### Selection
::::::::::
Skip to main content

CI/CD policy gates

Policy gates prevent misconfigurations from reaching production. By embedding policy checks directly into your CI/CD pipeline, you catch violations before they affect live agent traffic — not after. There are two types of gates:
  1. Static validationmnemom card validate checks schema correctness. It is fast, offline, and makes no API calls.
  2. Card evaluationmnemom card evaluate checks the card’s policy against a set of tools. It can run locally or against live agent data.
Both commands return CI-friendly exit codes: 0 on pass, 1 on failure. This means any CI system that interprets exit codes (GitHub Actions, GitLab CI, Jenkins, CircleCI, etc.) will correctly pass or fail the pipeline step.

Static validation gate

Static validation checks that your alignment card conforms to the unified schema (ADR-008) without making any API calls. This makes it fast, safe to run on every pull request, and suitable for environments without API credentials.
Static validation catches structural errors — missing required fields, invalid enum values, malformed glob patterns, and schema version mismatches. It does not verify that capability mappings reference real tools or that coverage is adequate. Use card evaluation for that.
# .github/workflows/card-validate.yml
name: Card Validation
on:
  pull_request:
    paths:
      - 'card.yaml'
      - 'cards/**'

jobs:
  validate-card:
    runs-on: ubuntu-latest
    steps:
      - uses: actions/checkout@v4
      - uses: actions/setup-node@v4
        with:
          node-version: '20'
      - run: npm install -g @mnemom/mnemom
      - name: Validate card
        run: mnemom card validate card.yaml
This workflow triggers only when card.yaml or files under cards/ change, keeping CI fast for unrelated pull requests.
Run static validation first in your pipeline. It completes in under a second and catches the most common errors before the slower evaluation step runs.
::::::::::
(Data extracted from a collection)
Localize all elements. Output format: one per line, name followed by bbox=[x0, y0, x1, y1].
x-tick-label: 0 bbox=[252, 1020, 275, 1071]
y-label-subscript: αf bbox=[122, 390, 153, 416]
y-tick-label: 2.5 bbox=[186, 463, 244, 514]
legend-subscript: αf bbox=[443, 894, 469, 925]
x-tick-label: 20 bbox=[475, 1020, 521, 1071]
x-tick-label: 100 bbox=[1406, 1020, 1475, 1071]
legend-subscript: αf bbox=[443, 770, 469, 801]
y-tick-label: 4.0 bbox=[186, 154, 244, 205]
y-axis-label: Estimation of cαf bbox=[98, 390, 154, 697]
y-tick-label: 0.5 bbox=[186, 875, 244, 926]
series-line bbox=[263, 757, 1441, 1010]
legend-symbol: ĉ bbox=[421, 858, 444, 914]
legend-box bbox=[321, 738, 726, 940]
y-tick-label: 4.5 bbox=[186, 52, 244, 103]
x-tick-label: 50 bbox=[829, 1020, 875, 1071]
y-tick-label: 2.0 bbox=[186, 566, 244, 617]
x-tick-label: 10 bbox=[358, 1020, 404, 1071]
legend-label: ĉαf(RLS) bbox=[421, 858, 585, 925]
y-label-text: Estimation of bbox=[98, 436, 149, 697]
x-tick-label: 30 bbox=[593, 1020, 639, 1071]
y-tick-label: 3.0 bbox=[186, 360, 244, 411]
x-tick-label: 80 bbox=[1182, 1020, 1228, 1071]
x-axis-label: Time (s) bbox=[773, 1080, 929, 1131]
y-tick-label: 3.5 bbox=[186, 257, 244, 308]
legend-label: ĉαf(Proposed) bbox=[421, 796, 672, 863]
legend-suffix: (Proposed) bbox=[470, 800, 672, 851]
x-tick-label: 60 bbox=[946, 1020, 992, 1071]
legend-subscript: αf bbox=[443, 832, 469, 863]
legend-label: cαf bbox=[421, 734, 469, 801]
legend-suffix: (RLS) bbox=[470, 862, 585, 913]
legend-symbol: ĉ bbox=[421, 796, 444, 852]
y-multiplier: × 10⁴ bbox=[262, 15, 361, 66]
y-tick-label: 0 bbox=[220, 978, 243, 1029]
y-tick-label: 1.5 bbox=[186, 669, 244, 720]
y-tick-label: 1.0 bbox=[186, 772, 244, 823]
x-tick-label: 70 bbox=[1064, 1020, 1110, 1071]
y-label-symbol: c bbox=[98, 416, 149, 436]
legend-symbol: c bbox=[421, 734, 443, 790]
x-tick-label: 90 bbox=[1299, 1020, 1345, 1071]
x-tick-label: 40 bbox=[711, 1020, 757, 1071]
::::::::::
### Stated task
Can you reproduce the part of the CI/CD policy gates page from "CI/CD policy gates" through "no API calls.", substituting "deployment" for "production"?

### Completed exercise
CI/CD policy gates

Policy gates prevent misconfigurations from reaching deployment. By embedding policy checks directly into your CI/CD pipeline, you catch violations before they affect live agent traffic — not after. There are two types of gates:
  1. Static validationmnemom card validate checks schema correctness. It is fast, offline, and makes no API calls.